Copy every line of the listing that holds the string "donde".

^^^^

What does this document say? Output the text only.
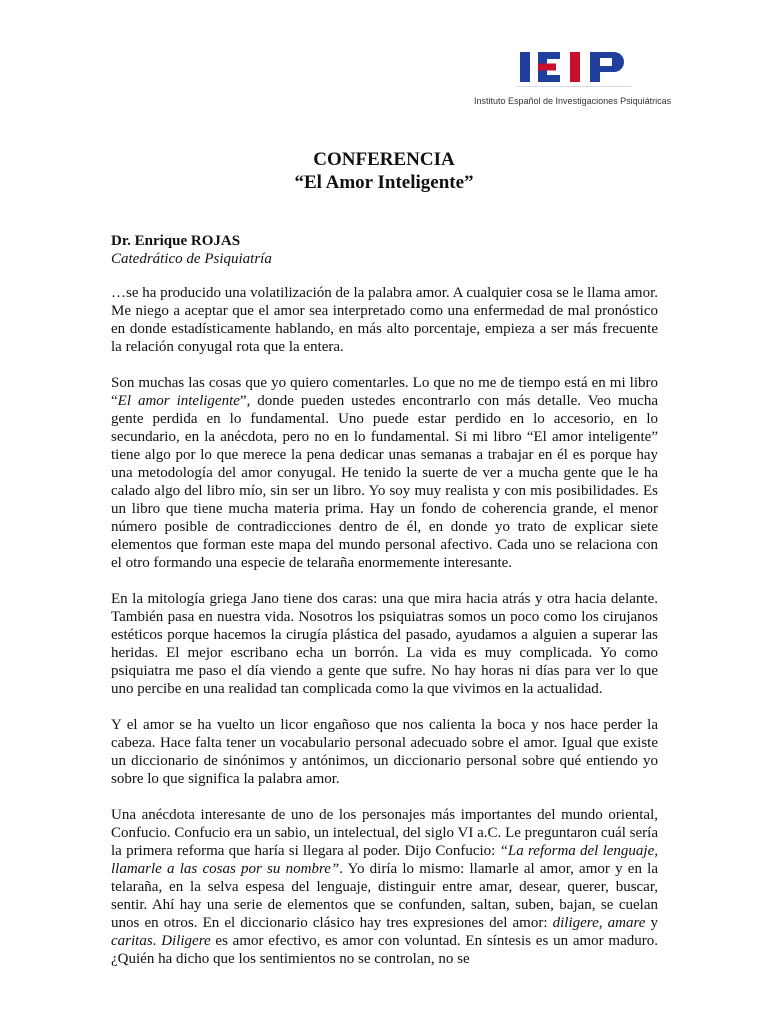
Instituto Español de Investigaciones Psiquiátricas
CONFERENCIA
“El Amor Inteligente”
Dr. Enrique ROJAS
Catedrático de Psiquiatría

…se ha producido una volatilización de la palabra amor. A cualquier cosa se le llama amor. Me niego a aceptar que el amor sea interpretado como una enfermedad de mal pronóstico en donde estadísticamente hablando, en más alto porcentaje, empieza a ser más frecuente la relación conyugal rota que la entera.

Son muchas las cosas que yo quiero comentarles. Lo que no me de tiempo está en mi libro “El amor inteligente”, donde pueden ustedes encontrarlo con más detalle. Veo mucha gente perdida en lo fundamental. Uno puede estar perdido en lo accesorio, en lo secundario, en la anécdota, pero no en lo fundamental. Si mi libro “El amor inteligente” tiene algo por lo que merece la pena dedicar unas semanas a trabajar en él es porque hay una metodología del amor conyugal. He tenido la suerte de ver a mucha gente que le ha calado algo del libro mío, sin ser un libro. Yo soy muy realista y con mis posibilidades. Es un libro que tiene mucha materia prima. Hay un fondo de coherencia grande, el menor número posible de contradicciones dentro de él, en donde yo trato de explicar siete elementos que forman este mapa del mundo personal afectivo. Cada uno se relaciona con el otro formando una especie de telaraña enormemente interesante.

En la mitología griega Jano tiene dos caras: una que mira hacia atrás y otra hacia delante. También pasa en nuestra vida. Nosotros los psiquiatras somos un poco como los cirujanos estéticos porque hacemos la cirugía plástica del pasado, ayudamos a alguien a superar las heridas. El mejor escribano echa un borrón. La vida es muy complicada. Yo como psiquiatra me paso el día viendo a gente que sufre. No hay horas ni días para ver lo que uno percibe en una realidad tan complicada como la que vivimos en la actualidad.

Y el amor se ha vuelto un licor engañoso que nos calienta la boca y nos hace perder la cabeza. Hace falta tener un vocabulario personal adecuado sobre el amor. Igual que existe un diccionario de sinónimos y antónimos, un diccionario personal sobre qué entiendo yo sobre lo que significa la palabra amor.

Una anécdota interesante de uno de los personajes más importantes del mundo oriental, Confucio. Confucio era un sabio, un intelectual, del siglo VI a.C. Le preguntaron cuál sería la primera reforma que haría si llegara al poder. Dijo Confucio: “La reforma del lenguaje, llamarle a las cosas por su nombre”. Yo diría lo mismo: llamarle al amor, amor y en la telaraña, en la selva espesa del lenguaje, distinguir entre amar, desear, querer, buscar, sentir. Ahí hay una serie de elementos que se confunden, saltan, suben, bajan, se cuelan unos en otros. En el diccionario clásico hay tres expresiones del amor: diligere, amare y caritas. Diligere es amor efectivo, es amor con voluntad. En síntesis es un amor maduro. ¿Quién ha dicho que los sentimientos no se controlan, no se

^^^^

SOLUTION TO THIS EXERCISE:
…se ha producido una volatilización de la palabra amor. A cualquier cosa se le llama amor. Me niego a aceptar que el amor sea interpretado como una enfermedad de mal pronóstico en donde estadísticamente hablando, en más alto porcentaje, empieza a ser más frecuente la relación conyugal rota que la entera.
Son muchas las cosas que yo quiero comentarles. Lo que no me de tiempo está en mi libro “El amor inteligente”, donde pueden ustedes encontrarlo con más detalle. Veo mucha gente perdida en lo fundamental. Uno puede estar perdido en lo accesorio, en lo secundario, en la anécdota, pero no en lo fundamental. Si mi libro “El amor inteligente” tiene algo por lo que merece la pena dedicar unas semanas a trabajar en él es porque hay una metodología del amor conyugal. He tenido la suerte de ver a mucha gente que le ha calado algo del libro mío, sin ser un libro. Yo soy muy realista y con mis posibilidades. Es un libro que tiene mucha materia prima. Hay un fondo de coherencia grande, el menor número posible de contradicciones dentro de él, en donde yo trato de explicar siete elementos que forman este mapa del mundo personal afectivo. Cada uno se relaciona con el otro formando una especie de telaraña enormemente interesante.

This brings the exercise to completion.